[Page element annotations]
----------

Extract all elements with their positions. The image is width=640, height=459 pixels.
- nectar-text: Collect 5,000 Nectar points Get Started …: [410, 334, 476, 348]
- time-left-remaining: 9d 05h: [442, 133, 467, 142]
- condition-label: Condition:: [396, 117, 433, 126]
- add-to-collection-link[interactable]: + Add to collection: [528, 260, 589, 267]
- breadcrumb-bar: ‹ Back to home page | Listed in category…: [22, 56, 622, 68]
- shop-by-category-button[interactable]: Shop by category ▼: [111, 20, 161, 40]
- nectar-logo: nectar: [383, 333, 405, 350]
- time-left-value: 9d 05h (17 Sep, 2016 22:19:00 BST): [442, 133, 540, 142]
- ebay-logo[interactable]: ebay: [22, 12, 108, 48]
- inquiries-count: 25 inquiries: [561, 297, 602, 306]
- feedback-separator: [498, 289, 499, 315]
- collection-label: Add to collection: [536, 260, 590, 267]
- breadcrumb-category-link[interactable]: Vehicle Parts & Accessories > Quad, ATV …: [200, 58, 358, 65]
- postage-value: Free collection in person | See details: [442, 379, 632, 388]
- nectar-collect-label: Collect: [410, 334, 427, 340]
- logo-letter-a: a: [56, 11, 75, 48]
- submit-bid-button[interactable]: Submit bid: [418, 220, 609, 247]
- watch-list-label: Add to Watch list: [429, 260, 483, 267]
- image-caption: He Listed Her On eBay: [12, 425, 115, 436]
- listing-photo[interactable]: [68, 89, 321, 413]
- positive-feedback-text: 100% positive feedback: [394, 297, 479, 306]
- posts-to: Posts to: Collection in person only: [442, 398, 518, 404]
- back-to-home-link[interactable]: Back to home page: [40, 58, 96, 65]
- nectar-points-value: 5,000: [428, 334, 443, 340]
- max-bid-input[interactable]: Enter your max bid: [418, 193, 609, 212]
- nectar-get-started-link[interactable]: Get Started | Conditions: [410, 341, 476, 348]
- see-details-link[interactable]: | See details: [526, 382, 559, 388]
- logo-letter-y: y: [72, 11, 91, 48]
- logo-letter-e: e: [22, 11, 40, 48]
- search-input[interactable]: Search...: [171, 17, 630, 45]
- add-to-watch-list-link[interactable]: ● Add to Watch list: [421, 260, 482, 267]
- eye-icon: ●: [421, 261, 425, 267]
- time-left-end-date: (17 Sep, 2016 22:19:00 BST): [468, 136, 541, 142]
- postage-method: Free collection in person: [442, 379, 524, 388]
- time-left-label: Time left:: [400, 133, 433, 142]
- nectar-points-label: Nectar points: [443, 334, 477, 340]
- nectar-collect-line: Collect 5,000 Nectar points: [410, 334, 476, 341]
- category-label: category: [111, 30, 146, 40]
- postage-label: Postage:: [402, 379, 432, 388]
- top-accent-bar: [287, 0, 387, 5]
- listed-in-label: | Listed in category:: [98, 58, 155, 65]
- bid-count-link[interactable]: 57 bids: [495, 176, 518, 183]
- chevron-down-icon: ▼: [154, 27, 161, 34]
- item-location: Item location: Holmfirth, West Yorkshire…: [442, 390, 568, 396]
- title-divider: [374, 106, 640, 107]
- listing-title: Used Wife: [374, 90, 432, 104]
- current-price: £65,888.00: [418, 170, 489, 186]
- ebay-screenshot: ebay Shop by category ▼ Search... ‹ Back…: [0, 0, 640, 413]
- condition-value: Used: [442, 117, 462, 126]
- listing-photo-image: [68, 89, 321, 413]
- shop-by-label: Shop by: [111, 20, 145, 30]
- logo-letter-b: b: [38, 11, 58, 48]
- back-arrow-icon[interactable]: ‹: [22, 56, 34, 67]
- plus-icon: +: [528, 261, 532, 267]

----------

## GOAL:
Reproduce all of the material, substituting "Huddersfield" for "Holmfirth" wherever it occurs and keeping everything else unchanged.

## TASK RESPONSE:
Extract all elements with their positions. The image is width=640, height=459 pixels.
- nectar-text: Collect 5,000 Nectar points Get Started …: [410, 334, 476, 348]
- time-left-remaining: 9d 05h: [442, 133, 467, 142]
- condition-label: Condition:: [396, 117, 433, 126]
- add-to-collection-link[interactable]: + Add to collection: [528, 260, 589, 267]
- breadcrumb-bar: ‹ Back to home page | Listed in category…: [22, 56, 622, 68]
- shop-by-category-button[interactable]: Shop by category ▼: [111, 20, 161, 40]
- nectar-logo: nectar: [383, 333, 405, 350]
- time-left-value: 9d 05h (17 Sep, 2016 22:19:00 BST): [442, 133, 540, 142]
- ebay-logo[interactable]: ebay: [22, 12, 108, 48]
- inquiries-count: 25 inquiries: [561, 297, 602, 306]
- feedback-separator: [498, 289, 499, 315]
- collection-label: Add to collection: [536, 260, 590, 267]
- breadcrumb-category-link[interactable]: Vehicle Parts & Accessories > Quad, ATV …: [200, 58, 358, 65]
- postage-value: Free collection in person | See details: [442, 379, 632, 388]
- nectar-collect-label: Collect: [410, 334, 427, 340]
- logo-letter-a: a: [56, 11, 75, 48]
- submit-bid-button[interactable]: Submit bid: [418, 220, 609, 247]
- watch-list-label: Add to Watch list: [429, 260, 483, 267]
- image-caption: He Listed Her On eBay: [12, 425, 115, 436]
- listing-photo[interactable]: [68, 89, 321, 413]
- positive-feedback-text: 100% positive feedback: [394, 297, 479, 306]
- posts-to: Posts to: Collection in person only: [442, 398, 518, 404]
- back-to-home-link[interactable]: Back to home page: [40, 58, 96, 65]
- nectar-points-value: 5,000: [428, 334, 443, 340]
- max-bid-input[interactable]: Enter your max bid: [418, 193, 609, 212]
- nectar-get-started-link[interactable]: Get Started | Conditions: [410, 341, 476, 348]
- see-details-link[interactable]: | See details: [526, 382, 559, 388]
- logo-letter-y: y: [72, 11, 91, 48]
- logo-letter-e: e: [22, 11, 40, 48]
- search-input[interactable]: Search...: [171, 17, 630, 45]
- add-to-watch-list-link[interactable]: ● Add to Watch list: [421, 260, 482, 267]
- eye-icon: ●: [421, 261, 425, 267]
- time-left-end-date: (17 Sep, 2016 22:19:00 BST): [468, 136, 541, 142]
- postage-method: Free collection in person: [442, 379, 524, 388]
- time-left-label: Time left:: [400, 133, 433, 142]
- nectar-points-label: Nectar points: [443, 334, 477, 340]
- nectar-collect-line: Collect 5,000 Nectar points: [410, 334, 476, 341]
- category-label: category: [111, 30, 146, 40]
- postage-label: Postage:: [402, 379, 432, 388]
- top-accent-bar: [287, 0, 387, 5]
- listed-in-label: | Listed in category:: [98, 58, 155, 65]
- bid-count-link[interactable]: 57 bids: [495, 176, 518, 183]
- chevron-down-icon: ▼: [154, 27, 161, 34]
- item-location: Item location: Huddersfield, West Yorkshire…: [442, 390, 568, 396]
- title-divider: [374, 106, 640, 107]
- listing-title: Used Wife: [374, 90, 432, 104]
- current-price: £65,888.00: [418, 170, 489, 186]
- ebay-screenshot: ebay Shop by category ▼ Search... ‹ Back…: [0, 0, 640, 413]
- condition-value: Used: [442, 117, 462, 126]
- listing-photo-image: [68, 89, 321, 413]
- shop-by-label: Shop by: [111, 20, 145, 30]
- logo-letter-b: b: [38, 11, 58, 48]
- back-arrow-icon[interactable]: ‹: [22, 56, 34, 67]
- plus-icon: +: [528, 261, 532, 267]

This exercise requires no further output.